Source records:

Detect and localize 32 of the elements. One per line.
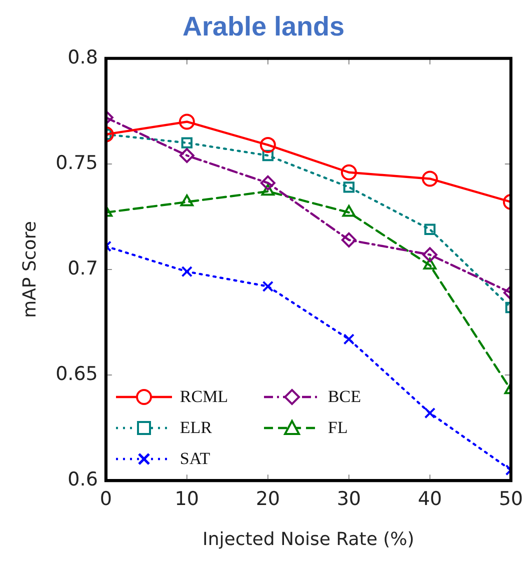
point (343, 334, 355, 345)
x-tick-label: 40 (418, 488, 442, 510)
point (340, 164, 357, 180)
x-tick-label: 20 (256, 488, 280, 510)
point (262, 150, 274, 162)
point (181, 137, 193, 148)
y-tick-label: 0.75 (56, 152, 98, 174)
x-tick-label: 10 (174, 488, 199, 510)
point (342, 205, 356, 217)
point (261, 184, 275, 196)
y-tick-label: 0.8 (68, 46, 98, 68)
y-tick-label: 0.7 (68, 257, 98, 280)
x-tick-label: 50 (498, 488, 524, 510)
y-axis-title: mAP Score (19, 221, 40, 318)
legend-label: BCE (328, 387, 362, 408)
y-tick-label: 0.6 (68, 468, 98, 491)
y-tick-label: 0.65 (56, 362, 98, 385)
chart-title: Arable lands (182, 12, 345, 42)
point (262, 280, 274, 292)
legend-label: SAT (180, 449, 212, 470)
legend-label: ELR (180, 418, 213, 438)
point (180, 194, 194, 206)
x-tick-label: 0 (100, 488, 112, 510)
x-axis-title: Injected Noise Rate (%) (202, 528, 414, 550)
point (343, 182, 355, 193)
point (181, 266, 193, 278)
point (260, 175, 276, 190)
point (341, 232, 356, 248)
legend-label: FL (328, 418, 349, 438)
legend-label: RCML (180, 387, 230, 408)
point (260, 136, 276, 153)
x-tick-label: 30 (336, 488, 362, 510)
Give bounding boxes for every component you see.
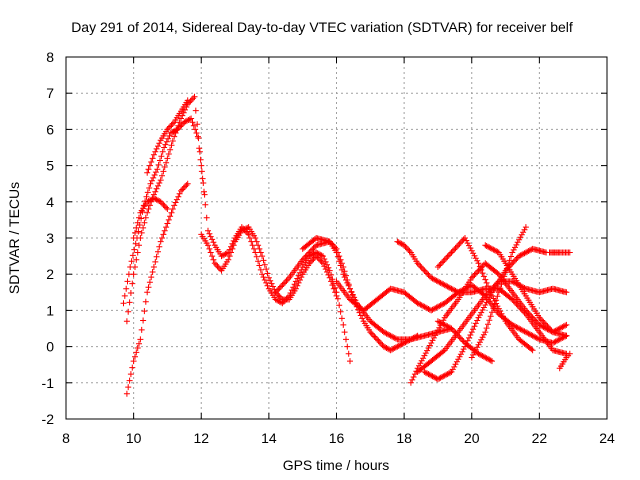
scatter-points [123,93,353,365]
y-tick-label: 4 [46,194,54,210]
scatter-points [434,235,536,354]
x-tick-label: 22 [532,430,548,446]
data-marks [120,93,573,397]
scatter-points [556,350,573,372]
y-tick-label: 0 [46,339,54,355]
y-tick-label: 5 [46,158,54,174]
scatter-points [546,249,573,256]
x-tick-label: 12 [193,430,209,446]
scatter-points [299,235,455,343]
y-tick-label: -2 [42,411,55,427]
y-tick-label: 2 [46,266,54,282]
series-track-17 [482,242,570,339]
scatter-points [123,180,191,397]
scatter-points [144,97,191,176]
x-tick-label: 18 [396,430,412,446]
x-tick-label: 20 [464,430,480,446]
y-tick-label: 6 [46,121,54,137]
scatter-points [120,115,208,307]
series-track-3 [123,180,191,397]
scatter-points [130,195,171,241]
chart-title: Day 291 of 2014, Sidereal Day-to-day VTE… [71,19,573,35]
x-axis-label: GPS time / hours [283,457,390,473]
series-track-16 [468,224,529,361]
y-tick-label: 3 [46,230,54,246]
grid-lines [66,57,607,419]
y-tick-label: -1 [42,375,55,391]
scatter-points [468,224,529,361]
x-tick-label: 8 [62,430,70,446]
series-track-1 [123,93,353,365]
series-track-19 [556,350,573,372]
y-tick-label: 8 [46,49,54,65]
axis-ticks [65,56,608,420]
series-track-4 [130,195,171,241]
y-tick-label: 1 [46,302,54,318]
series-track-14 [434,235,536,354]
x-tick-label: 24 [599,430,615,446]
x-tick-label: 14 [261,430,277,446]
scatter-points [482,242,570,339]
x-tick-label: 10 [126,430,142,446]
y-axis-label: SDTVAR / TECUs [6,182,22,294]
series-track-18 [546,249,573,256]
x-tick-label: 16 [329,430,345,446]
series-track-2 [120,115,208,307]
y-tick-label: 7 [46,85,54,101]
series-track-5 [144,97,191,176]
series-track-8 [299,235,455,343]
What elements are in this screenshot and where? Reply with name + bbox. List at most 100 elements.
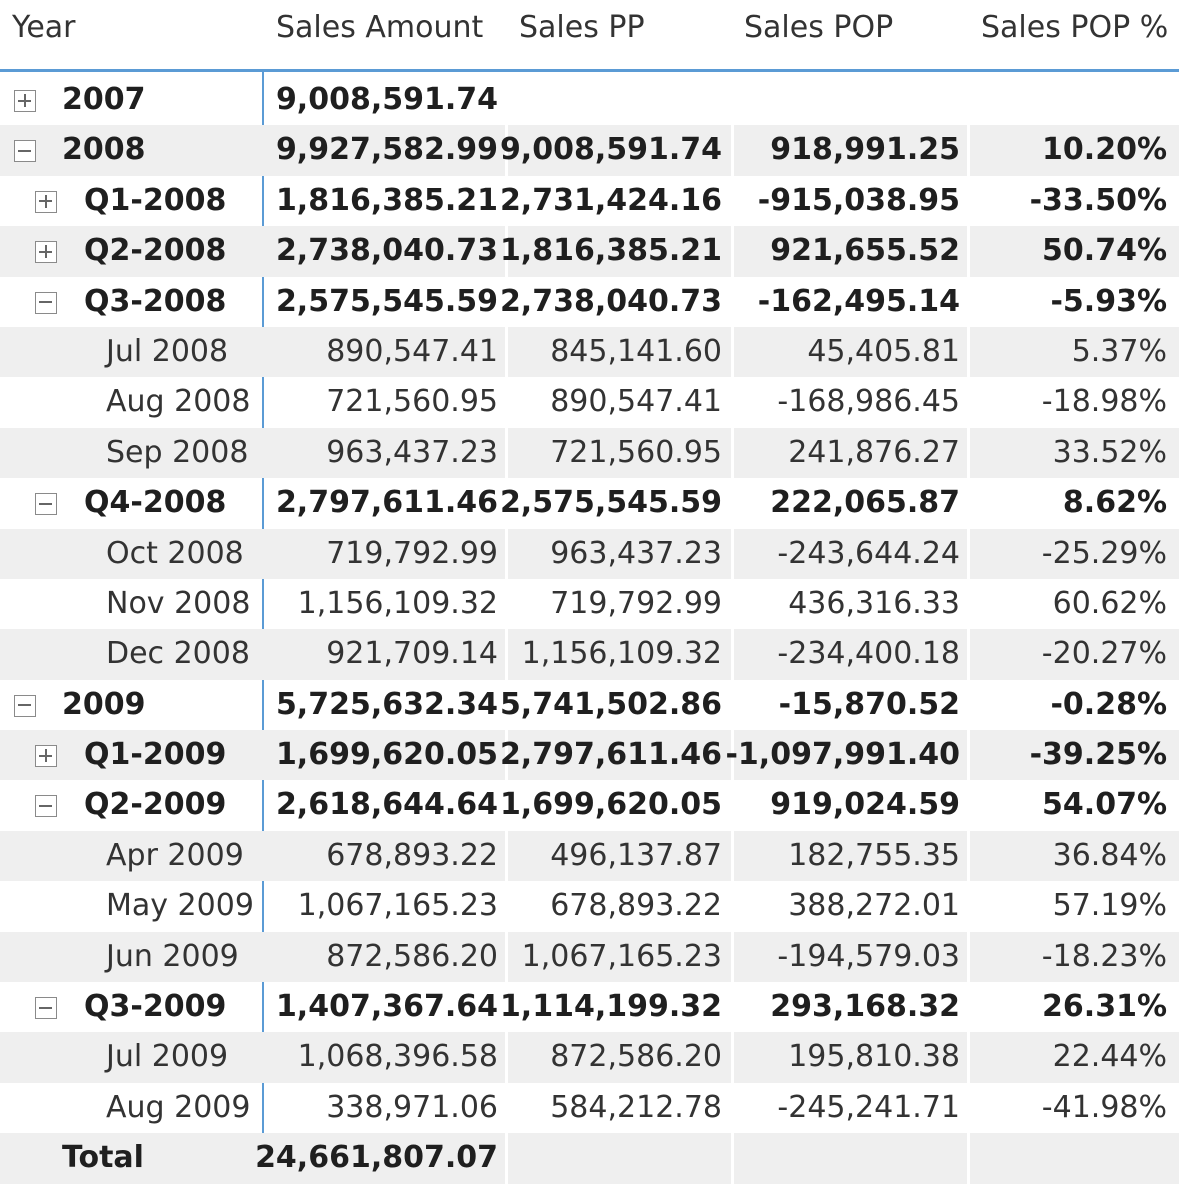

→ **What is asked**
Rewrite all of the items above, replacing "x-tick-label" with "x-axis-tick" and keeping everything else the same. Leave the pictures out.

→ **The solution**
Detect and localize 32 of the elements. One per line.
point (343, 334, 355, 345)
x-axis-tick: 40 (418, 488, 442, 510)
point (340, 164, 357, 180)
x-axis-tick: 20 (256, 488, 280, 510)
point (262, 150, 274, 162)
point (181, 137, 193, 148)
y-tick-label: 0.75 (56, 152, 98, 174)
x-axis-tick: 10 (174, 488, 199, 510)
point (342, 205, 356, 217)
point (261, 184, 275, 196)
y-tick-label: 0.8 (68, 46, 98, 68)
y-tick-label: 0.7 (68, 257, 98, 280)
x-axis-tick: 50 (498, 488, 524, 510)
y-axis-title: mAP Score (19, 221, 40, 318)
legend-label: BCE (328, 387, 362, 408)
y-tick-label: 0.6 (68, 468, 98, 491)
y-tick-label: 0.65 (56, 362, 98, 385)
chart-title: Arable lands (182, 12, 345, 42)
point (262, 280, 274, 292)
legend-label: SAT (180, 449, 212, 470)
legend-label: ELR (180, 418, 213, 438)
point (180, 194, 194, 206)
x-axis-tick: 0 (100, 488, 112, 510)
x-axis-title: Injected Noise Rate (%) (202, 528, 414, 550)
point (343, 182, 355, 193)
point (181, 266, 193, 278)
point (260, 175, 276, 190)
point (341, 232, 356, 248)
legend-label: FL (328, 418, 349, 438)
legend-label: RCML (180, 387, 230, 408)
point (260, 136, 276, 153)
x-axis-tick: 30 (336, 488, 362, 510)
Give bounding boxes for every component you see.
scatter-points [123,93,353,365]
y-tick-label: 4 [46,194,54,210]
scatter-points [434,235,536,354]
x-axis-tick: 22 [532,430,548,446]
data-marks [120,93,573,397]
scatter-points [556,350,573,372]
y-tick-label: 0 [46,339,54,355]
y-tick-label: 5 [46,158,54,174]
scatter-points [546,249,573,256]
x-axis-tick: 12 [193,430,209,446]
scatter-points [299,235,455,343]
y-tick-label: -2 [42,411,55,427]
y-tick-label: 2 [46,266,54,282]
series-track-17 [482,242,570,339]
scatter-points [123,180,191,397]
scatter-points [144,97,191,176]
x-axis-tick: 18 [396,430,412,446]
x-axis-tick: 20 [464,430,480,446]
y-tick-label: 6 [46,121,54,137]
scatter-points [120,115,208,307]
series-track-3 [123,180,191,397]
scatter-points [130,195,171,241]
chart-title: Day 291 of 2014, Sidereal Day-to-day VTE… [71,19,573,35]
x-axis-label: GPS time / hours [283,457,390,473]
series-track-16 [468,224,529,361]
y-tick-label: 3 [46,230,54,246]
grid-lines [66,57,607,419]
y-tick-label: -1 [42,375,55,391]
scatter-points [468,224,529,361]
x-axis-tick: 8 [62,430,70,446]
series-track-1 [123,93,353,365]
series-track-19 [556,350,573,372]
y-tick-label: 8 [46,49,54,65]
axis-ticks [65,56,608,420]
series-track-4 [130,195,171,241]
y-tick-label: 1 [46,302,54,318]
series-track-14 [434,235,536,354]
x-axis-tick: 24 [599,430,615,446]
x-axis-tick: 14 [261,430,277,446]
scatter-points [482,242,570,339]
x-axis-tick: 10 [126,430,142,446]
y-axis-label: SDTVAR / TECUs [6,182,22,294]
series-track-18 [546,249,573,256]
x-axis-tick: 16 [329,430,345,446]
series-track-2 [120,115,208,307]
y-tick-label: 7 [46,85,54,101]
series-track-5 [144,97,191,176]
series-track-8 [299,235,455,343]
What elements are in this screenshot and where? Reply with name + bbox. List at most 100 elements.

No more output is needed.